Figure collection entries
====

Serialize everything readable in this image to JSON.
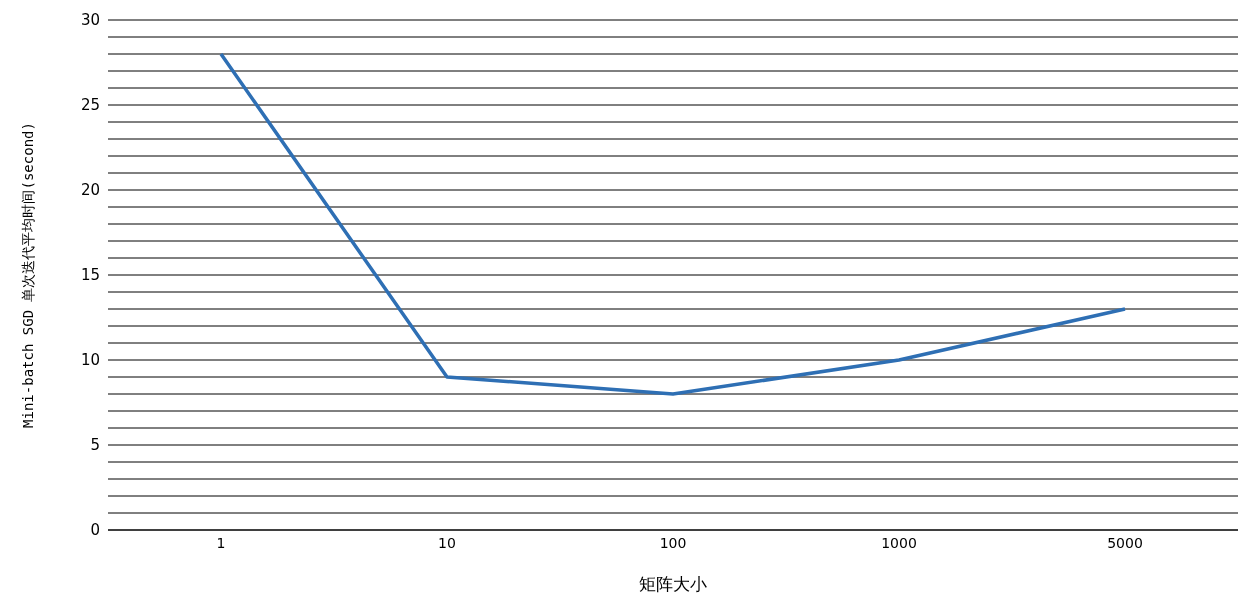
{
  "chart_data": {
    "type": "line",
    "xlabel": "矩阵大小",
    "ylabel": "Mini-batch SGD 单次迭代平均时间(second)",
    "categories": [
      "1",
      "10",
      "100",
      "1000",
      "5000"
    ],
    "series": [
      {
        "color": "#2e6fb4",
        "values": [
          28,
          9,
          8,
          10,
          13
        ]
      }
    ],
    "ylim": [
      0,
      30
    ],
    "yticks": [
      0,
      {
        "value": 1,
        "label": null
      },
      {
        "value": 2,
        "label": null
      },
      {
        "value": 3,
        "label": null
      },
      {
        "value": 4,
        "label": null
      },
      5,
      {
        "value": 6,
        "label": null
      },
      {
        "value": 7,
        "label": null
      },
      {
        "value": 8,
        "label": null
      },
      {
        "value": 9,
        "label": null
      },
      10,
      {
        "value": 11,
        "label": null
      },
      {
        "value": 12,
        "label": null
      },
      {
        "value": 13,
        "label": null
      },
      {
        "value": 14,
        "label": null
      },
      15,
      {
        "value": 16,
        "label": null
      },
      {
        "value": 17,
        "label": null
      },
      {
        "value": 18,
        "label": null
      },
      {
        "value": 19,
        "label": null
      },
      20,
      {
        "value": 21,
        "label": null
      },
      {
        "value": 22,
        "label": null
      },
      {
        "value": 23,
        "label": null
      },
      {
        "value": 24,
        "label": null
      },
      25,
      {
        "value": 26,
        "label": null
      },
      {
        "value": 27,
        "label": null
      },
      {
        "value": 28,
        "label": null
      },
      {
        "value": 29,
        "label": null
      },
      30
    ],
    "grid": "y",
    "legend": false,
    "marker": "none",
    "line_style": "solid"
  }
}
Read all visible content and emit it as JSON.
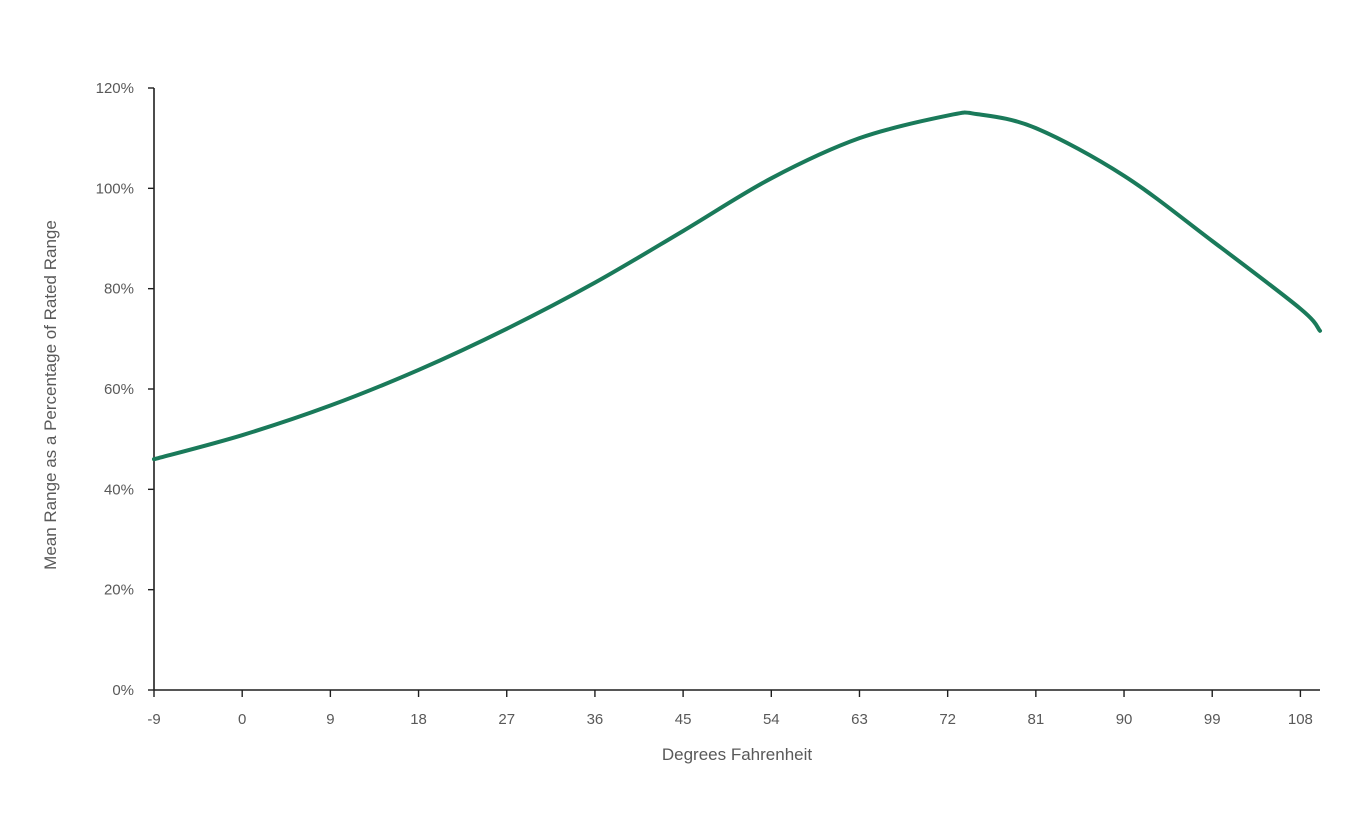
{
  "chart_data": {
    "type": "line",
    "title": "",
    "xlabel": "Degrees Fahrenheit",
    "ylabel": "Mean Range as a Percentage of Rated Range",
    "xlim": [
      -9,
      110
    ],
    "ylim": [
      0,
      1.2
    ],
    "x_ticks": [
      -9,
      0,
      9,
      18,
      27,
      36,
      45,
      54,
      63,
      72,
      81,
      90,
      99,
      108
    ],
    "y_ticks": [
      0,
      0.2,
      0.4,
      0.6,
      0.8,
      1.0,
      1.2
    ],
    "x_tick_labels": [
      "-9",
      "0",
      "9",
      "18",
      "27",
      "36",
      "45",
      "54",
      "63",
      "72",
      "81",
      "90",
      "99",
      "108"
    ],
    "y_tick_labels": [
      "0%",
      "20%",
      "40%",
      "60%",
      "80%",
      "100%",
      "120%"
    ],
    "grid": false,
    "legend": "none",
    "series": [
      {
        "color": "#1a7a5a",
        "x": [
          -9,
          0,
          9,
          18,
          27,
          36,
          45,
          54,
          63,
          72,
          75,
          81,
          90,
          99,
          108,
          110
        ],
        "y": [
          0.46,
          0.508,
          0.567,
          0.638,
          0.72,
          0.812,
          0.915,
          1.02,
          1.1,
          1.145,
          1.148,
          1.12,
          1.025,
          0.895,
          0.76,
          0.716
        ]
      }
    ]
  }
}
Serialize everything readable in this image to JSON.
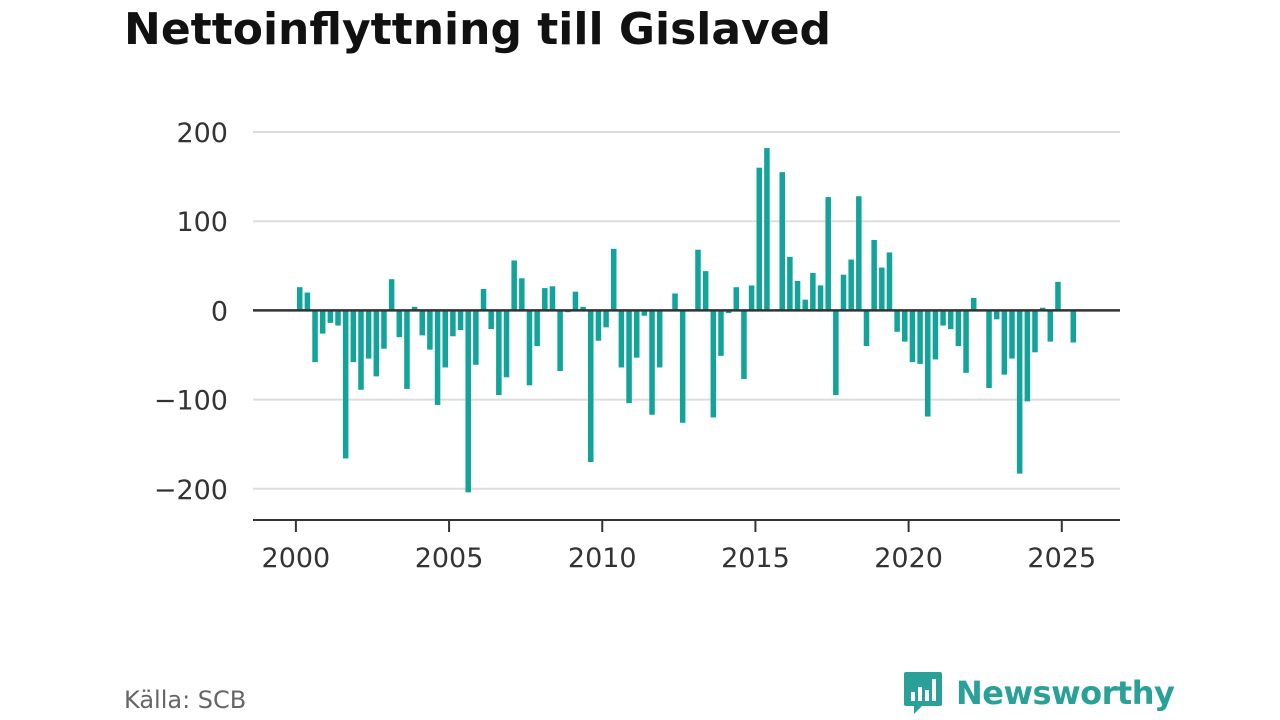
{
  "page": {
    "title": "Nettoinflyttning till Gislaved"
  },
  "footer": {
    "source": "Källa: SCB",
    "brand": "Newsworthy"
  },
  "colors": {
    "bar": "#12a49b",
    "grid": "#dddddd",
    "axis": "#333333",
    "brand": "#2aa198"
  },
  "chart_data": {
    "type": "bar",
    "title": "Nettoinflyttning till Gislaved",
    "xlabel": "",
    "ylabel": "",
    "ylim": [
      -235,
      200
    ],
    "xlim": [
      1998.6,
      2026.9
    ],
    "grid": true,
    "yticks": [
      200,
      100,
      0,
      -100,
      -200
    ],
    "ytick_labels": [
      "200",
      "100",
      "0",
      "−100",
      "−200"
    ],
    "xticks": [
      2000,
      2005,
      2010,
      2015,
      2020,
      2025
    ],
    "xtick_labels": [
      "2000",
      "2005",
      "2010",
      "2015",
      "2020",
      "2025"
    ],
    "x": [
      2000.125,
      2000.375,
      2000.625,
      2000.875,
      2001.125,
      2001.375,
      2001.625,
      2001.875,
      2002.125,
      2002.375,
      2002.625,
      2002.875,
      2003.125,
      2003.375,
      2003.625,
      2003.875,
      2004.125,
      2004.375,
      2004.625,
      2004.875,
      2005.125,
      2005.375,
      2005.625,
      2005.875,
      2006.125,
      2006.375,
      2006.625,
      2006.875,
      2007.125,
      2007.375,
      2007.625,
      2007.875,
      2008.125,
      2008.375,
      2008.625,
      2008.875,
      2009.125,
      2009.375,
      2009.625,
      2009.875,
      2010.125,
      2010.375,
      2010.625,
      2010.875,
      2011.125,
      2011.375,
      2011.625,
      2011.875,
      2012.125,
      2012.375,
      2012.625,
      2012.875,
      2013.125,
      2013.375,
      2013.625,
      2013.875,
      2014.125,
      2014.375,
      2014.625,
      2014.875,
      2015.125,
      2015.375,
      2015.625,
      2015.875,
      2016.125,
      2016.375,
      2016.625,
      2016.875,
      2017.125,
      2017.375,
      2017.625,
      2017.875,
      2018.125,
      2018.375,
      2018.625,
      2018.875,
      2019.125,
      2019.375,
      2019.625,
      2019.875,
      2020.125,
      2020.375,
      2020.625,
      2020.875,
      2021.125,
      2021.375,
      2021.625,
      2021.875,
      2022.125,
      2022.375,
      2022.625,
      2022.875,
      2023.125,
      2023.375,
      2023.625,
      2023.875,
      2024.125,
      2024.375,
      2024.625,
      2024.875,
      2025.125,
      2025.375
    ],
    "values": [
      26,
      20,
      -58,
      -26,
      -14,
      -17,
      -166,
      -58,
      -89,
      -54,
      -74,
      -43,
      35,
      -30,
      -88,
      4,
      -28,
      -44,
      -106,
      -64,
      -29,
      -22,
      -204,
      -61,
      24,
      -21,
      -95,
      -75,
      56,
      36,
      -84,
      -40,
      25,
      27,
      -68,
      -2,
      21,
      4,
      -170,
      -34,
      -19,
      69,
      -64,
      -104,
      -53,
      -6,
      -117,
      -64,
      0,
      19,
      -126,
      0,
      68,
      44,
      -120,
      -51,
      -3,
      26,
      -77,
      28,
      160,
      182,
      0,
      155,
      60,
      33,
      12,
      42,
      28,
      127,
      -95,
      40,
      57,
      128,
      -40,
      79,
      48,
      65,
      -24,
      -35,
      -58,
      -60,
      -119,
      -55,
      -17,
      -21,
      -40,
      -70,
      14,
      0,
      -87,
      -10,
      -72,
      -54,
      -183,
      -102,
      -47,
      3,
      -35,
      32,
      0,
      -36
    ]
  }
}
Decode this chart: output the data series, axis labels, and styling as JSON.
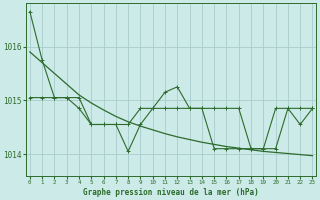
{
  "background_color": "#cceae7",
  "grid_color": "#aacccc",
  "line_color": "#2d6b2d",
  "x_labels": [
    "0",
    "1",
    "2",
    "3",
    "4",
    "5",
    "6",
    "7",
    "8",
    "9",
    "10",
    "11",
    "12",
    "13",
    "14",
    "15",
    "16",
    "17",
    "18",
    "19",
    "20",
    "21",
    "22",
    "23"
  ],
  "xlabel_text": "Graphe pression niveau de la mer (hPa)",
  "ylim": [
    1013.6,
    1016.8
  ],
  "yticks": [
    1014,
    1015,
    1016
  ],
  "series1": [
    1016.65,
    1015.75,
    1015.05,
    1015.05,
    1015.05,
    1014.55,
    1014.55,
    1014.55,
    1014.05,
    1014.55,
    1014.85,
    1015.15,
    1015.25,
    1014.85,
    1014.85,
    1014.85,
    1014.85,
    1014.85,
    1014.1,
    1014.1,
    1014.1,
    1014.85,
    1014.55,
    1014.85
  ],
  "series2": [
    1015.05,
    1015.05,
    1015.05,
    1015.05,
    1014.85,
    1014.55,
    1014.55,
    1014.55,
    1014.55,
    1014.85,
    1014.85,
    1014.85,
    1014.85,
    1014.85,
    1014.85,
    1014.1,
    1014.1,
    1014.1,
    1014.1,
    1014.1,
    1014.85,
    1014.85,
    1014.85,
    1014.85
  ],
  "trend": [
    1015.9,
    1015.7,
    1015.5,
    1015.3,
    1015.1,
    1014.95,
    1014.82,
    1014.7,
    1014.6,
    1014.52,
    1014.45,
    1014.38,
    1014.32,
    1014.27,
    1014.22,
    1014.18,
    1014.14,
    1014.11,
    1014.08,
    1014.05,
    1014.03,
    1014.01,
    1013.99,
    1013.97
  ]
}
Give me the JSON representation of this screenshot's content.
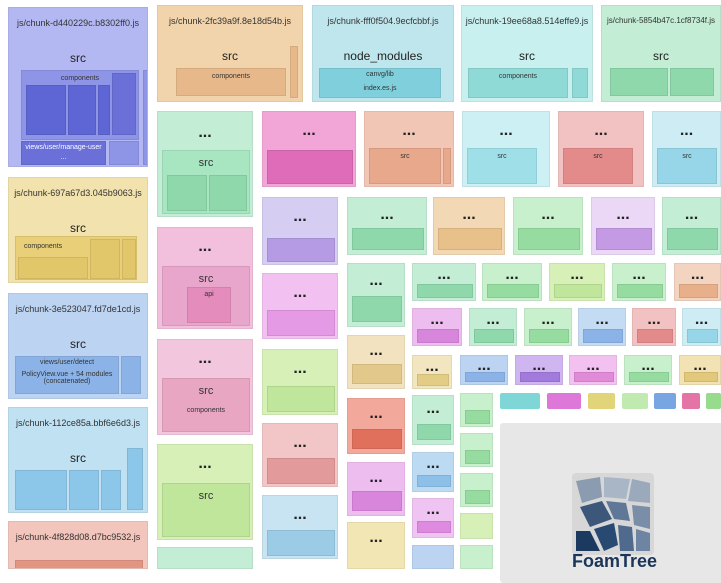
{
  "colors": {
    "purple": "#b4b8f2",
    "purpleDark": "#7b80d9",
    "orange": "#f2d4ac",
    "orangeDark": "#e7b98a",
    "teal": "#bfe6ec",
    "tealDark": "#7fd0dc",
    "green": "#c3edd4",
    "greenDark": "#8ed8ac",
    "yellow": "#f2e2ae",
    "yellowDark": "#e2c66a",
    "blue": "#bcd4f2",
    "blueDark": "#8cb3e8",
    "pink": "#f2bfdc",
    "pinkDark": "#e48cbc",
    "salmon": "#f2c6bc",
    "salmonDark": "#e39584",
    "lime": "#d6f0b8",
    "limeDark": "#a8d97c",
    "violet": "#dccbf3",
    "violetDark": "#b49be4"
  },
  "chunks": [
    {
      "id": "c1",
      "title": "js/chunk-d440229c.b8302ff0.js",
      "sub": "src",
      "labels": [
        "components",
        "views/user/manage-user",
        "..."
      ]
    },
    {
      "id": "c2",
      "title": "js/chunk-2fc39a9f.8e18d54b.js",
      "sub": "src",
      "labels": [
        "components"
      ]
    },
    {
      "id": "c3",
      "title": "js/chunk-fff0f504.9ecfcbbf.js",
      "sub": "node_modules",
      "labels": [
        "canvg/lib",
        "index.es.js"
      ]
    },
    {
      "id": "c4",
      "title": "js/chunk-19ee68a8.514effe9.js",
      "sub": "src",
      "labels": [
        "components"
      ]
    },
    {
      "id": "c5",
      "title": "js/chunk-5854b47c.1cf8734f.js",
      "sub": "src",
      "labels": [
        "..."
      ]
    },
    {
      "id": "c6",
      "title": "js/chunk-697a67d3.045b9063.js",
      "sub": "src",
      "labels": [
        "components"
      ]
    },
    {
      "id": "c7",
      "title": "js/chunk-3e523047.fd7de1cd.js",
      "sub": "src",
      "labels": [
        "views/user/detect",
        "PolicyView.vue + 54 modules (concatenated)"
      ]
    },
    {
      "id": "c8",
      "title": "js/chunk-112ce85a.bbf6e6d3.js",
      "sub": "src",
      "labels": [
        "..."
      ]
    },
    {
      "id": "c9",
      "title": "js/chunk-4f828d08.d7bc9532.js",
      "sub": "",
      "labels": []
    }
  ],
  "inner_labels": {
    "src": "src",
    "dots": "...",
    "api": "api",
    "components": "components"
  },
  "logo": {
    "text": "FoamTree"
  }
}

====

WHAT THE EXERCISE ASKS
Search the entries for the word "ylabel" and gather every line where it appears.

EXERCISE RESPONSE
    "ylabel": "Mini-batch SGD 单次迭代平均时间(second)",
    "ylabel": "Mean Range as a Percentage of Rated Range",
    "ylabel": "",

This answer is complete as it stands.